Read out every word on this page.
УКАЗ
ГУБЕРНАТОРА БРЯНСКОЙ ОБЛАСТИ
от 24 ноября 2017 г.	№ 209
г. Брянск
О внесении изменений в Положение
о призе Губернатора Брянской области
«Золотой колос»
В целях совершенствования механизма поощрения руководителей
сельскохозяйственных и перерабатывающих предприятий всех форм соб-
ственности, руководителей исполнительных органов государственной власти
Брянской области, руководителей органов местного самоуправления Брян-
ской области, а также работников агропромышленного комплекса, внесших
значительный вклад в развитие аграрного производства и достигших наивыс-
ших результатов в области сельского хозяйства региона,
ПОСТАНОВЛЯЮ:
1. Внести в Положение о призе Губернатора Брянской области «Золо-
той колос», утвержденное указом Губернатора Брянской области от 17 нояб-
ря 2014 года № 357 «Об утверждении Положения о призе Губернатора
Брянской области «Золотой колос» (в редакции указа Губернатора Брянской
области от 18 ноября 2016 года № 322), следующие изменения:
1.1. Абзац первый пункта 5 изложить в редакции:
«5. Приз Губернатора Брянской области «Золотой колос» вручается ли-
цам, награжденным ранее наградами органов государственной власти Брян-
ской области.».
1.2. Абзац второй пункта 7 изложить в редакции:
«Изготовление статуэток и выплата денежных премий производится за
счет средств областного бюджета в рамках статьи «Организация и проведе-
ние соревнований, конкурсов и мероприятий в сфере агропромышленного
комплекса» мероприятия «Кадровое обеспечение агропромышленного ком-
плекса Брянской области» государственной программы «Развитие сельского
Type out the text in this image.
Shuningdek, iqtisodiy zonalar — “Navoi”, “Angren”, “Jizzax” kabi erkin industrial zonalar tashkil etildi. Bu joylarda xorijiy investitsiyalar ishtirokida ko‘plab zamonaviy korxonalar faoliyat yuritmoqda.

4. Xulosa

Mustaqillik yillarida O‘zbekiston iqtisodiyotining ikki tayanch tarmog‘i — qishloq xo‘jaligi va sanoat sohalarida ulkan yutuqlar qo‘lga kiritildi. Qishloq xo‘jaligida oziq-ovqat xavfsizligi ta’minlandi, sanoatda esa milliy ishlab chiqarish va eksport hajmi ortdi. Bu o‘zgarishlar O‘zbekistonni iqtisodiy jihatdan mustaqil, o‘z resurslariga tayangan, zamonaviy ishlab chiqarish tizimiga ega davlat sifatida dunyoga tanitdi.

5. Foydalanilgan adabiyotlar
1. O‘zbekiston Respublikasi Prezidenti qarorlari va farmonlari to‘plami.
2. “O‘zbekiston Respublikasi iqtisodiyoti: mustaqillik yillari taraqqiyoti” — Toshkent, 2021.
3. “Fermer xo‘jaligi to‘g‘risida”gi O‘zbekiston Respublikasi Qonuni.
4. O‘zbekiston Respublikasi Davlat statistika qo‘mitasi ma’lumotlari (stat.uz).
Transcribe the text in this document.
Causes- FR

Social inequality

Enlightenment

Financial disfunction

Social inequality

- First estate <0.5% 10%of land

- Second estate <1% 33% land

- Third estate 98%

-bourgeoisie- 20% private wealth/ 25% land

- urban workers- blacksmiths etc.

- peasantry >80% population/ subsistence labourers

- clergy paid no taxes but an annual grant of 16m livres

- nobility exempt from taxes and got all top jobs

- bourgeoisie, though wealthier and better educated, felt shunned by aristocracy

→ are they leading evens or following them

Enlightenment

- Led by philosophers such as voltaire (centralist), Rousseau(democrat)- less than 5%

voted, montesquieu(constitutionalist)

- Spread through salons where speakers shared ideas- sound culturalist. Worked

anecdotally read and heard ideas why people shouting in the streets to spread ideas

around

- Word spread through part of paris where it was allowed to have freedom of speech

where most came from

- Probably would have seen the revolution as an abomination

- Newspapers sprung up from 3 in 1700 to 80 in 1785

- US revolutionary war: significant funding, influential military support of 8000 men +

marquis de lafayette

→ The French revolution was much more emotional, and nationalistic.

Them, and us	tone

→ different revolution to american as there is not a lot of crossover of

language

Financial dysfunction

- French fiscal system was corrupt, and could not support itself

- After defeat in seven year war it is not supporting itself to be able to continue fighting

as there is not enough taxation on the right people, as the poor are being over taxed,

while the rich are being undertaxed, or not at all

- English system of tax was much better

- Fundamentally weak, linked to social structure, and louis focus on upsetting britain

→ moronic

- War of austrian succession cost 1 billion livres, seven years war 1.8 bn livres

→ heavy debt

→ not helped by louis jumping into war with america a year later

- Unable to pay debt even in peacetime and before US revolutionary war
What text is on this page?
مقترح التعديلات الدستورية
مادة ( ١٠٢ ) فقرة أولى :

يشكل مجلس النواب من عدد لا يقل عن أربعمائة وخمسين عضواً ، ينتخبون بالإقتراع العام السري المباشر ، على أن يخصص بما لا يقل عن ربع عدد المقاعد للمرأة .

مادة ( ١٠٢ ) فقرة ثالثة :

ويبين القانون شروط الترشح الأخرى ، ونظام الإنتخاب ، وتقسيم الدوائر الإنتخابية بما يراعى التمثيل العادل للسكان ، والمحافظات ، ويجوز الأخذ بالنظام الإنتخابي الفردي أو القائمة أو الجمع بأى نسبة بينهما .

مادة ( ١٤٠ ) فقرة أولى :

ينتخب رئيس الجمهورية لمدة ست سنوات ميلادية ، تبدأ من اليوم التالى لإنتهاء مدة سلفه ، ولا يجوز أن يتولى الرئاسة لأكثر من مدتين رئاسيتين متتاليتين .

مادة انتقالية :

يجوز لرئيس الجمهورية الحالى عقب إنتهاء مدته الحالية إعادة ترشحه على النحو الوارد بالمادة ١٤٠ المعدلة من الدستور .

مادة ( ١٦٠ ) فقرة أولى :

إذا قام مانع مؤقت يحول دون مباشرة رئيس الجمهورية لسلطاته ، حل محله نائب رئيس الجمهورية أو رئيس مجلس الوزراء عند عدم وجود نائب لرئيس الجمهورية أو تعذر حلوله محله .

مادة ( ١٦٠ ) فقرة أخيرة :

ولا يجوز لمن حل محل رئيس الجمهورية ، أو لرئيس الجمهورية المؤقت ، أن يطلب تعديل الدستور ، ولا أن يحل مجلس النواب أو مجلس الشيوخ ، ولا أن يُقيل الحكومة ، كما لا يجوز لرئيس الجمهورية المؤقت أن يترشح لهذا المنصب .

____________________

#### Given instruction
Retype the listing exactly, in full.

#### Answer to this task
Read out every word on this page.
УКАЗ
ГУБЕРНАТОРА БРЯНСКОЙ ОБЛАСТИ
от 24 ноября 2017 г.	№ 209
г. Брянск
О внесении изменений в Положение
о призе Губернатора Брянской области
«Золотой колос»
В целях совершенствования механизма поощрения руководителей
сельскохозяйственных и перерабатывающих предприятий всех форм соб-
ственности, руководителей исполнительных органов государственной власти
Брянской области, руководителей органов местного самоуправления Брян-
ской области, а также работников агропромышленного комплекса, внесших
значительный вклад в развитие аграрного производства и достигших наивыс-
ших результатов в области сельского хозяйства региона,
ПОСТАНОВЛЯЮ:
1. Внести в Положение о призе Губернатора Брянской области «Золо-
той колос», утвержденное указом Губернатора Брянской области от 17 нояб-
ря 2014 года № 357 «Об утверждении Положения о призе Губернатора
Брянской области «Золотой колос» (в редакции указа Губернатора Брянской
области от 18 ноября 2016 года № 322), следующие изменения:
1.1. Абзац первый пункта 5 изложить в редакции:
«5. Приз Губернатора Брянской области «Золотой колос» вручается ли-
цам, награжденным ранее наградами органов государственной власти Брян-
ской области.».
1.2. Абзац второй пункта 7 изложить в редакции:
«Изготовление статуэток и выплата денежных премий производится за
счет средств областного бюджета в рамках статьи «Организация и проведе-
ние соревнований, конкурсов и мероприятий в сфере агропромышленного
комплекса» мероприятия «Кадровое обеспечение агропромышленного ком-
плекса Брянской области» государственной программы «Развитие сельского
Type out the text in this image.
Shuningdek, iqtisodiy zonalar — “Navoi”, “Angren”, “Jizzax” kabi erkin industrial zonalar tashkil etildi. Bu joylarda xorijiy investitsiyalar ishtirokida ko‘plab zamonaviy korxonalar faoliyat yuritmoqda.

4. Xulosa

Mustaqillik yillarida O‘zbekiston iqtisodiyotining ikki tayanch tarmog‘i — qishloq xo‘jaligi va sanoat sohalarida ulkan yutuqlar qo‘lga kiritildi. Qishloq xo‘jaligida oziq-ovqat xavfsizligi ta’minlandi, sanoatda esa milliy ishlab chiqarish va eksport hajmi ortdi. Bu o‘zgarishlar O‘zbekistonni iqtisodiy jihatdan mustaqil, o‘z resurslariga tayangan, zamonaviy ishlab chiqarish tizimiga ega davlat sifatida dunyoga tanitdi.

5. Foydalanilgan adabiyotlar
1. O‘zbekiston Respublikasi Prezidenti qarorlari va farmonlari to‘plami.
2. “O‘zbekiston Respublikasi iqtisodiyoti: mustaqillik yillari taraqqiyoti” — Toshkent, 2021.
3. “Fermer xo‘jaligi to‘g‘risida”gi O‘zbekiston Respublikasi Qonuni.
4. O‘zbekiston Respublikasi Davlat statistika qo‘mitasi ma’lumotlari (stat.uz).
Transcribe the text in this document.
Causes- FR

Social inequality

Enlightenment

Financial disfunction

Social inequality

- First estate <0.5% 10%of land

- Second estate <1% 33% land

- Third estate 98%

-bourgeoisie- 20% private wealth/ 25% land

- urban workers- blacksmiths etc.

- peasantry >80% population/ subsistence labourers

- clergy paid no taxes but an annual grant of 16m livres

- nobility exempt from taxes and got all top jobs

- bourgeoisie, though wealthier and better educated, felt shunned by aristocracy

→ are they leading evens or following them

Enlightenment

- Led by philosophers such as voltaire (centralist), Rousseau(democrat)- less than 5%

voted, montesquieu(constitutionalist)

- Spread through salons where speakers shared ideas- sound culturalist. Worked

anecdotally read and heard ideas why people shouting in the streets to spread ideas

around

- Word spread through part of paris where it was allowed to have freedom of speech

where most came from

- Probably would have seen the revolution as an abomination

- Newspapers sprung up from 3 in 1700 to 80 in 1785

- US revolutionary war: significant funding, influential military support of 8000 men +

marquis de lafayette

→ The French revolution was much more emotional, and nationalistic.

Them, and us	tone

→ different revolution to american as there is not a lot of crossover of

language

Financial dysfunction

- French fiscal system was corrupt, and could not support itself

- After defeat in seven year war it is not supporting itself to be able to continue fighting

as there is not enough taxation on the right people, as the poor are being over taxed,

while the rich are being undertaxed, or not at all

- English system of tax was much better

- Fundamentally weak, linked to social structure, and louis focus on upsetting britain

→ moronic

- War of austrian succession cost 1 billion livres, seven years war 1.8 bn livres

→ heavy debt

→ not helped by louis jumping into war with america a year later

- Unable to pay debt even in peacetime and before US revolutionary war
What text is on this page?
مقترح التعديلات الدستورية
مادة ( ١٠٢ ) فقرة أولى :

يشكل مجلس النواب من عدد لا يقل عن أربعمائة وخمسين عضواً ، ينتخبون بالإقتراع العام السري المباشر ، على أن يخصص بما لا يقل عن ربع عدد المقاعد للمرأة .

مادة ( ١٠٢ ) فقرة ثالثة :

ويبين القانون شروط الترشح الأخرى ، ونظام الإنتخاب ، وتقسيم الدوائر الإنتخابية بما يراعى التمثيل العادل للسكان ، والمحافظات ، ويجوز الأخذ بالنظام الإنتخابي الفردي أو القائمة أو الجمع بأى نسبة بينهما .

مادة ( ١٤٠ ) فقرة أولى :

ينتخب رئيس الجمهورية لمدة ست سنوات ميلادية ، تبدأ من اليوم التالى لإنتهاء مدة سلفه ، ولا يجوز أن يتولى الرئاسة لأكثر من مدتين رئاسيتين متتاليتين .

مادة انتقالية :

يجوز لرئيس الجمهورية الحالى عقب إنتهاء مدته الحالية إعادة ترشحه على النحو الوارد بالمادة ١٤٠ المعدلة من الدستور .

مادة ( ١٦٠ ) فقرة أولى :

إذا قام مانع مؤقت يحول دون مباشرة رئيس الجمهورية لسلطاته ، حل محله نائب رئيس الجمهورية أو رئيس مجلس الوزراء عند عدم وجود نائب لرئيس الجمهورية أو تعذر حلوله محله .

مادة ( ١٦٠ ) فقرة أخيرة :

ولا يجوز لمن حل محل رئيس الجمهورية ، أو لرئيس الجمهورية المؤقت ، أن يطلب تعديل الدستور ، ولا أن يحل مجلس النواب أو مجلس الشيوخ ، ولا أن يُقيل الحكومة ، كما لا يجوز لرئيس الجمهورية المؤقت أن يترشح لهذا المنصب .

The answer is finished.